How many lines of these entries hold the string "name"? Reply with the number alone.

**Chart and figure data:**
»»
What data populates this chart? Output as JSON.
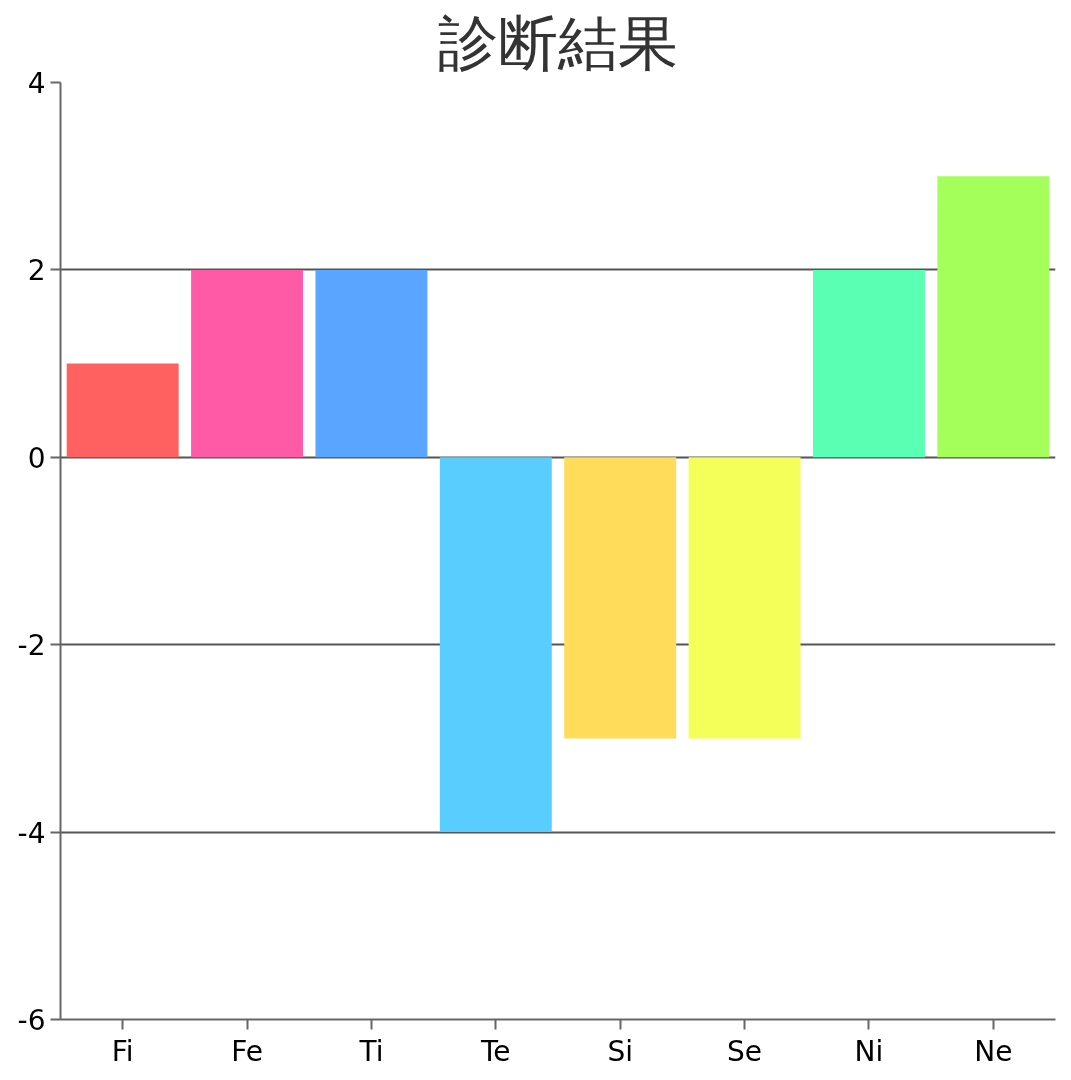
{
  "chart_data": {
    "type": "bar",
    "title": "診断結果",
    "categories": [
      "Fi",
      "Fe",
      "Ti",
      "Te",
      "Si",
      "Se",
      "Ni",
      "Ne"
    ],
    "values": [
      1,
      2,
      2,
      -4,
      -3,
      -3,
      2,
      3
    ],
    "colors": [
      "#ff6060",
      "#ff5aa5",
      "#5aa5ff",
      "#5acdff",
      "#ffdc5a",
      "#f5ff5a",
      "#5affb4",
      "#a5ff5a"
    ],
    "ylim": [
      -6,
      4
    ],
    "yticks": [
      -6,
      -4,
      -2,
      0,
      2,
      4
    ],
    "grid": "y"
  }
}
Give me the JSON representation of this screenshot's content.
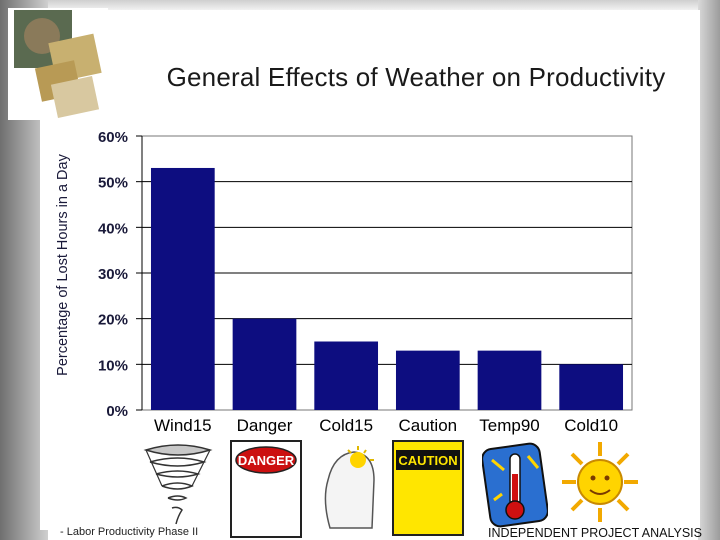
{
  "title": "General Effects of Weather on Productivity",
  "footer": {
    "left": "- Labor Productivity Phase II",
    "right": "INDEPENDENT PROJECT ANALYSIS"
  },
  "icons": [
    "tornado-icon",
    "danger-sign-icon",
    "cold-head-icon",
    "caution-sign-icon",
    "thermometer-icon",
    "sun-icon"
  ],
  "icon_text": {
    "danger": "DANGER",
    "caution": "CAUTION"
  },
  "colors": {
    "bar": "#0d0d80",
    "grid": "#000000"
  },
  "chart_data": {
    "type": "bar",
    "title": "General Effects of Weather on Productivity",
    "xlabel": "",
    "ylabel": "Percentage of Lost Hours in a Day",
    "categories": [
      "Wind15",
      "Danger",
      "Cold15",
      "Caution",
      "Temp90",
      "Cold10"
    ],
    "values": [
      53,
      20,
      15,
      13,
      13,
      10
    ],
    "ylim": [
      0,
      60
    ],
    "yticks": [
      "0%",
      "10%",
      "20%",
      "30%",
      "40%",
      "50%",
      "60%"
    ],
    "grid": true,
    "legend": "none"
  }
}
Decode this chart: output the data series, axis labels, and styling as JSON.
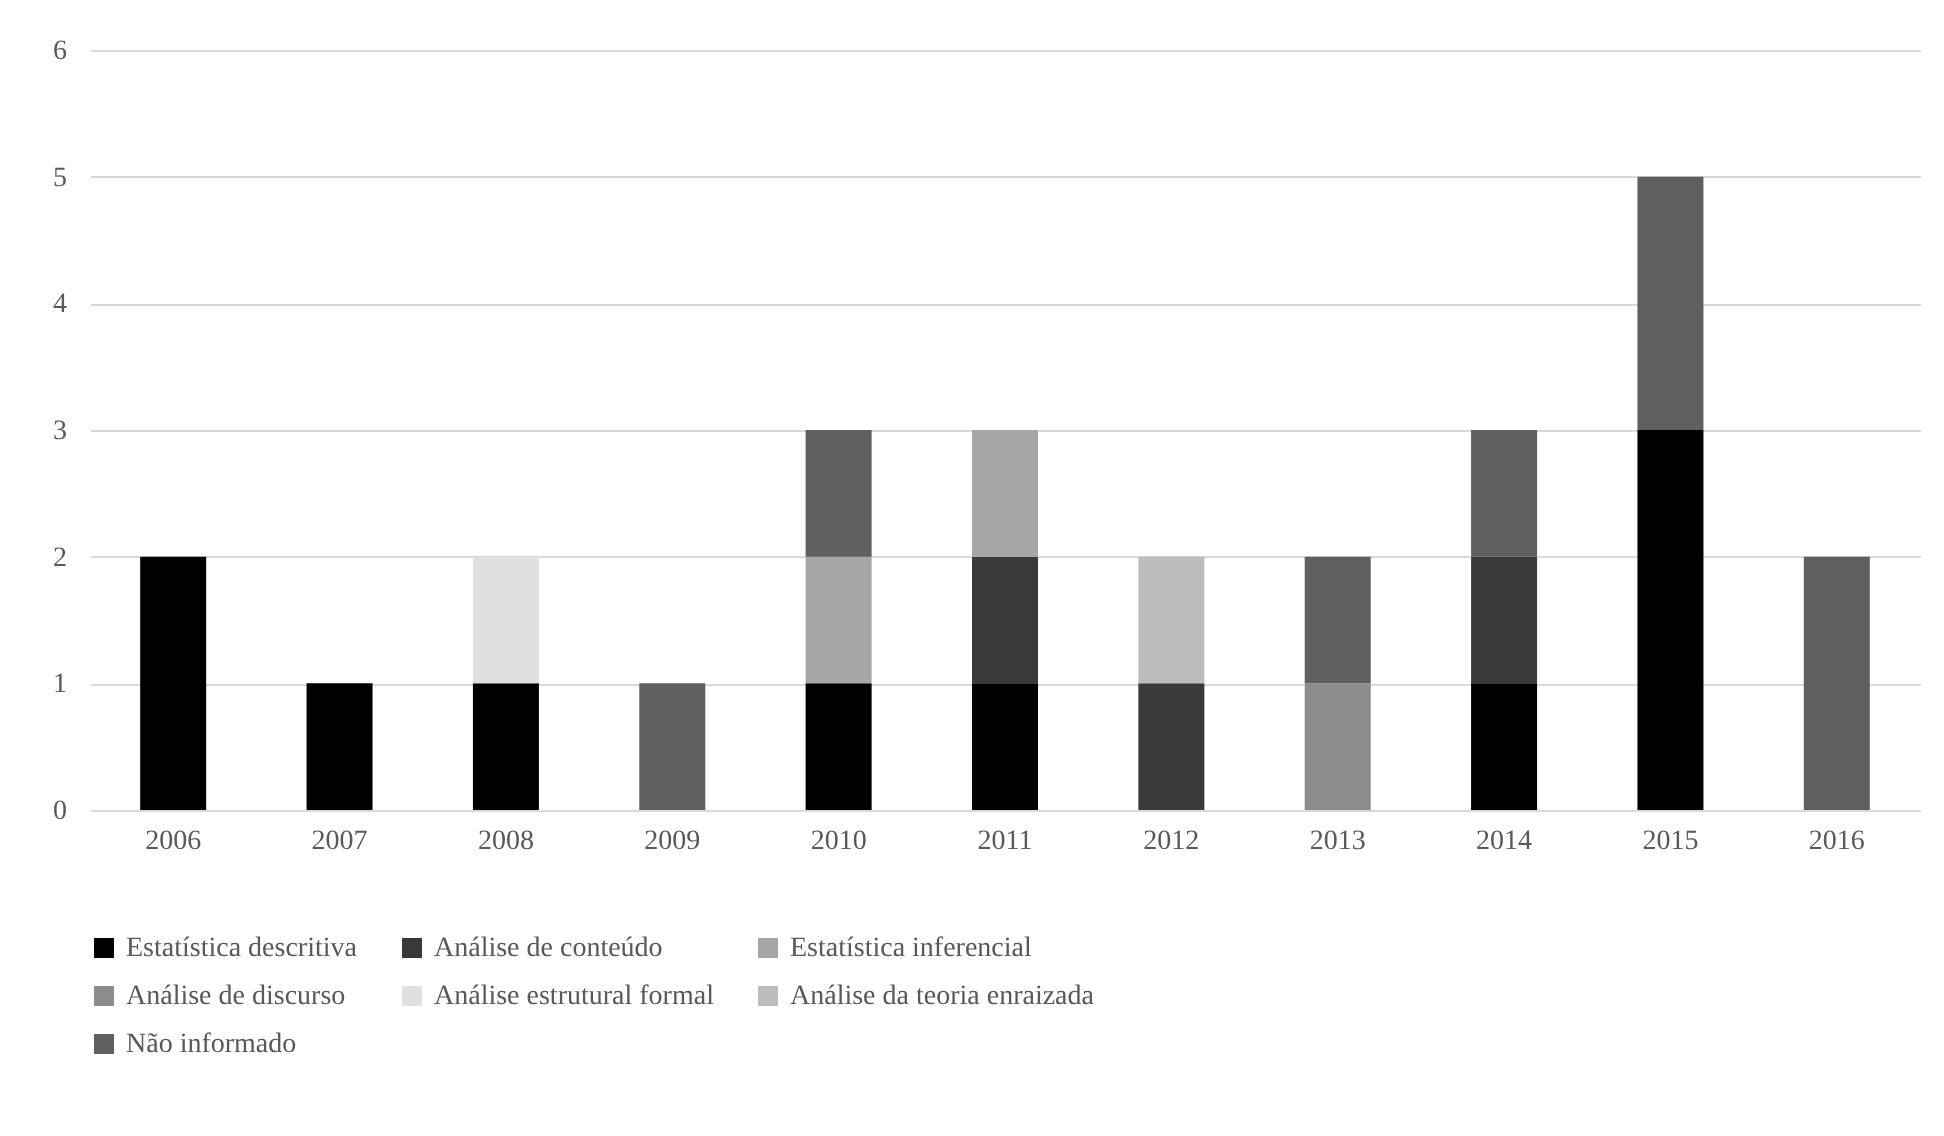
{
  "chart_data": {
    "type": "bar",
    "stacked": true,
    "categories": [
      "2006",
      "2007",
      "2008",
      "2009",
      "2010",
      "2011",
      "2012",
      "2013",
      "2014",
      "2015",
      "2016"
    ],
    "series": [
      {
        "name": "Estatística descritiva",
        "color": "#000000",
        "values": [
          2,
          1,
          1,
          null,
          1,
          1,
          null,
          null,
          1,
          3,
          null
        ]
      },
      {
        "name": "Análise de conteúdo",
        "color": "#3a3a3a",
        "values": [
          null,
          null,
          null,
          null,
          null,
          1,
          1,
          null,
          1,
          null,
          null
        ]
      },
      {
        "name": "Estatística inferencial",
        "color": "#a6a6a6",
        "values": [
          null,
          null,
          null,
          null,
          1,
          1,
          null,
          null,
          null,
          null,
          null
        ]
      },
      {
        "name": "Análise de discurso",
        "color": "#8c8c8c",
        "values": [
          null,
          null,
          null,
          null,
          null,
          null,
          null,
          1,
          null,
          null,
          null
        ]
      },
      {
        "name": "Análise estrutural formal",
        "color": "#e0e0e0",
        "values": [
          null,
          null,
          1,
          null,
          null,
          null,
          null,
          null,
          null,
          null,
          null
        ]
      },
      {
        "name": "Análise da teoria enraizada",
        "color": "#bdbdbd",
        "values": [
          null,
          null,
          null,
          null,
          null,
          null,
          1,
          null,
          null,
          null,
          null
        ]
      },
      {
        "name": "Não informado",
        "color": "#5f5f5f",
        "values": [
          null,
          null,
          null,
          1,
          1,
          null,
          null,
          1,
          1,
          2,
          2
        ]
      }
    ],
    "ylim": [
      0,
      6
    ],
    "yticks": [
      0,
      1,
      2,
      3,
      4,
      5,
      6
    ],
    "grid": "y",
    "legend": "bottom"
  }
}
««
**Result for this task:** 7